▸ **Work to complete**:
Write out all of the entries that follow, word for word, but skip the pictures.
#### Given information
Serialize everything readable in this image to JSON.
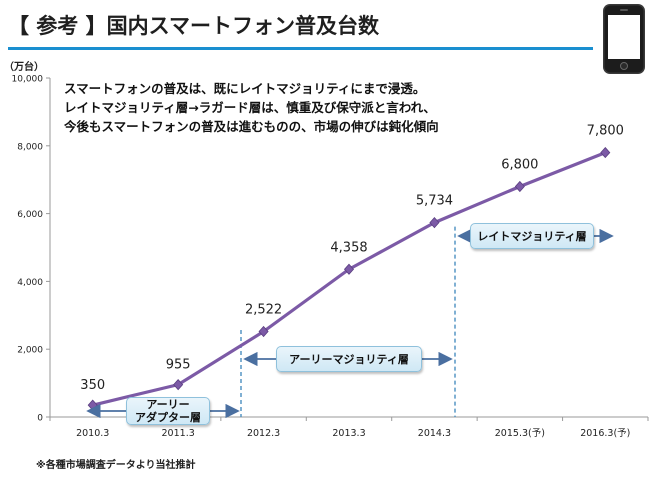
{
  "header": {
    "title": "【 参考 】国内スマートフォン普及台数"
  },
  "annotation": {
    "lines": [
      "スマートフォンの普及は、既にレイトマジョリティにまで浸透。",
      "レイトマジョリティ層→ラガード層は、慎重及び保守派と言われ、",
      "今後もスマートフォンの普及は進むものの、市場の伸びは鈍化傾向"
    ]
  },
  "phases": {
    "early_adopter": [
      "アーリー",
      "アダプター層"
    ],
    "early_majority": "アーリーマジョリティ層",
    "late_majority": "レイトマジョリティ層"
  },
  "footer": {
    "source": "※各種市場調査データより当社推計"
  },
  "colors": {
    "accent": "#1a8fd0",
    "series": "#7c5aa6",
    "arrow": "#4a6fa0",
    "divider": "#4a8fc0"
  },
  "chart_data": {
    "type": "line",
    "ylabel": "（万台）",
    "ylim": [
      0,
      10000
    ],
    "yticks": [
      0,
      2000,
      4000,
      6000,
      8000,
      10000
    ],
    "ytick_labels": [
      "0",
      "2,000",
      "4,000",
      "6,000",
      "8,000",
      "10,000"
    ],
    "categories": [
      "2010.3",
      "2011.3",
      "2012.3",
      "2013.3",
      "2014.3",
      "2015.3(予)",
      "2016.3(予)"
    ],
    "values": [
      350,
      955,
      2522,
      4358,
      5734,
      6800,
      7800
    ],
    "value_labels": [
      "350",
      "955",
      "2,522",
      "4,358",
      "5,734",
      "6,800",
      "7,800"
    ],
    "grid": false,
    "legend": "none"
  }
}
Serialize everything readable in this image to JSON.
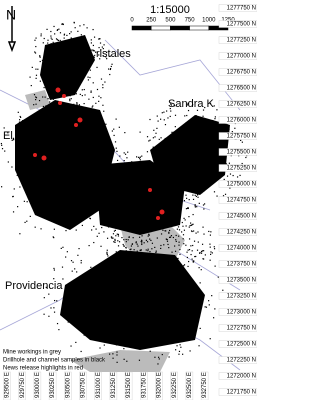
{
  "map": {
    "scale": "1:15000",
    "scale_labels": [
      "0",
      "250",
      "500",
      "750",
      "1000",
      "1250"
    ],
    "north": "N",
    "places": [
      "Cristales",
      "Sandra K",
      "El Silencio",
      "Providencia"
    ],
    "northings": [
      "1277750 N",
      "1277500 N",
      "1277250 N",
      "1277000 N",
      "1276750 N",
      "1276500 N",
      "1276250 N",
      "1276000 N",
      "1275750 N",
      "1275500 N",
      "1275250 N",
      "1275000 N",
      "1274750 N",
      "1274500 N",
      "1274250 N",
      "1274000 N",
      "1273750 N",
      "1273500 N",
      "1273250 N",
      "1273000 N",
      "1272750 N",
      "1272500 N",
      "1272250 N",
      "1272000 N",
      "1271750 N"
    ],
    "eastings": [
      "929500 E",
      "929750 E",
      "930000 E",
      "930250 E",
      "930500 E",
      "930750 E",
      "931000 E",
      "931250 E",
      "931500 E",
      "931750 E",
      "932000 E",
      "932250 E",
      "932500 E",
      "932750 E"
    ],
    "legend": [
      "Mine workings in grey",
      "Drillhole and channel samples in black",
      "News release highlights in red"
    ]
  }
}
########
▸ **Written solution**:
Serialize everything readable in this image to JSON.
{
  "header": {
    "title": "【 参考 】国内スマートフォン普及台数"
  },
  "annotation": {
    "lines": [
      "スマートフォンの普及は、既にレイトマジョリティにまで浸透。",
      "レイトマジョリティ層→ラガード層は、慎重及び保守派と言われ、",
      "今後もスマートフォンの普及は進むものの、市場の伸びは鈍化傾向"
    ]
  },
  "phases": {
    "early_adopter": [
      "アーリー",
      "アダプター層"
    ],
    "early_majority": "アーリーマジョリティ層",
    "late_majority": "レイトマジョリティ層"
  },
  "footer": {
    "source": "※各種市場調査データより当社推計"
  },
  "colors": {
    "accent": "#1a8fd0",
    "series": "#7c5aa6",
    "arrow": "#4a6fa0",
    "divider": "#4a8fc0"
  },
  "chart_data": {
    "type": "line",
    "ylabel": "（万台）",
    "ylim": [
      0,
      10000
    ],
    "yticks": [
      0,
      2000,
      4000,
      6000,
      8000,
      10000
    ],
    "ytick_labels": [
      "0",
      "2,000",
      "4,000",
      "6,000",
      "8,000",
      "10,000"
    ],
    "categories": [
      "2010.3",
      "2011.3",
      "2012.3",
      "2013.3",
      "2014.3",
      "2015.3(予)",
      "2016.3(予)"
    ],
    "values": [
      350,
      955,
      2522,
      4358,
      5734,
      6800,
      7800
    ],
    "value_labels": [
      "350",
      "955",
      "2,522",
      "4,358",
      "5,734",
      "6,800",
      "7,800"
    ],
    "grid": false,
    "legend": "none"
  }
}
Serialize everything readable in this image to JSON.
{
  "map": {
    "scale": "1:15000",
    "scale_labels": [
      "0",
      "250",
      "500",
      "750",
      "1000",
      "1250"
    ],
    "north": "N",
    "places": [
      "Cristales",
      "Sandra K",
      "El Silencio",
      "Providencia"
    ],
    "northings": [
      "1277750 N",
      "1277500 N",
      "1277250 N",
      "1277000 N",
      "1276750 N",
      "1276500 N",
      "1276250 N",
      "1276000 N",
      "1275750 N",
      "1275500 N",
      "1275250 N",
      "1275000 N",
      "1274750 N",
      "1274500 N",
      "1274250 N",
      "1274000 N",
      "1273750 N",
      "1273500 N",
      "1273250 N",
      "1273000 N",
      "1272750 N",
      "1272500 N",
      "1272250 N",
      "1272000 N",
      "1271750 N"
    ],
    "eastings": [
      "929500 E",
      "929750 E",
      "930000 E",
      "930250 E",
      "930500 E",
      "930750 E",
      "931000 E",
      "931250 E",
      "931500 E",
      "931750 E",
      "932000 E",
      "932250 E",
      "932500 E",
      "932750 E"
    ],
    "legend": [
      "Mine workings in grey",
      "Drillhole and channel samples in black",
      "News release highlights in red"
    ]
  }
}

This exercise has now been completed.